------ Data for the task
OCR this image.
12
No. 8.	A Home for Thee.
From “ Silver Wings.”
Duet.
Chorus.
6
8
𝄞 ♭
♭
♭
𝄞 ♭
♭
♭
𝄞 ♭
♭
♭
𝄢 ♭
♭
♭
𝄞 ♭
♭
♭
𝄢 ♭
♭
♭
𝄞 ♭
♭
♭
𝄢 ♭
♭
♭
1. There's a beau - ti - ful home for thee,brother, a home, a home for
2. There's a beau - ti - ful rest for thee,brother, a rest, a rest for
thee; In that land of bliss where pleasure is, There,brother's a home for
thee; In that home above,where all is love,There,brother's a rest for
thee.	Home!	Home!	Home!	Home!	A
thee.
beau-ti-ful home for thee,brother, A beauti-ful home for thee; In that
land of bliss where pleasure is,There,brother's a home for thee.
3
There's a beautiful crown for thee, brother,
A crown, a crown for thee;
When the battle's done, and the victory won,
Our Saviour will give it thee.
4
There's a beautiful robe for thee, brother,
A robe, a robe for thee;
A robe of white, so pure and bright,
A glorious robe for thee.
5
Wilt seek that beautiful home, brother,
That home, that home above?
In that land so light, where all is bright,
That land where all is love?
------------
* [Description of the task]:
Write out every line from the records above, word for word.

* [Exercise output]:
OCR this image.
12
No. 8.	A Home for Thee.
From “ Silver Wings.”
Duet.
Chorus.
6
8
𝄞 ♭
♭
♭
𝄞 ♭
♭
♭
𝄞 ♭
♭
♭
𝄢 ♭
♭
♭
𝄞 ♭
♭
♭
𝄢 ♭
♭
♭
𝄞 ♭
♭
♭
𝄢 ♭
♭
♭
1. There's a beau - ti - ful home for thee,brother, a home, a home for
2. There's a beau - ti - ful rest for thee,brother, a rest, a rest for
thee; In that land of bliss where pleasure is, There,brother's a home for
thee; In that home above,where all is love,There,brother's a rest for
thee.	Home!	Home!	Home!	Home!	A
thee.
beau-ti-ful home for thee,brother, A beauti-ful home for thee; In that
land of bliss where pleasure is,There,brother's a home for thee.
3
There's a beautiful crown for thee, brother,
A crown, a crown for thee;
When the battle's done, and the victory won,
Our Saviour will give it thee.
4
There's a beautiful robe for thee, brother,
A robe, a robe for thee;
A robe of white, so pure and bright,
A glorious robe for thee.
5
Wilt seek that beautiful home, brother,
That home, that home above?
In that land so light, where all is bright,
That land where all is love?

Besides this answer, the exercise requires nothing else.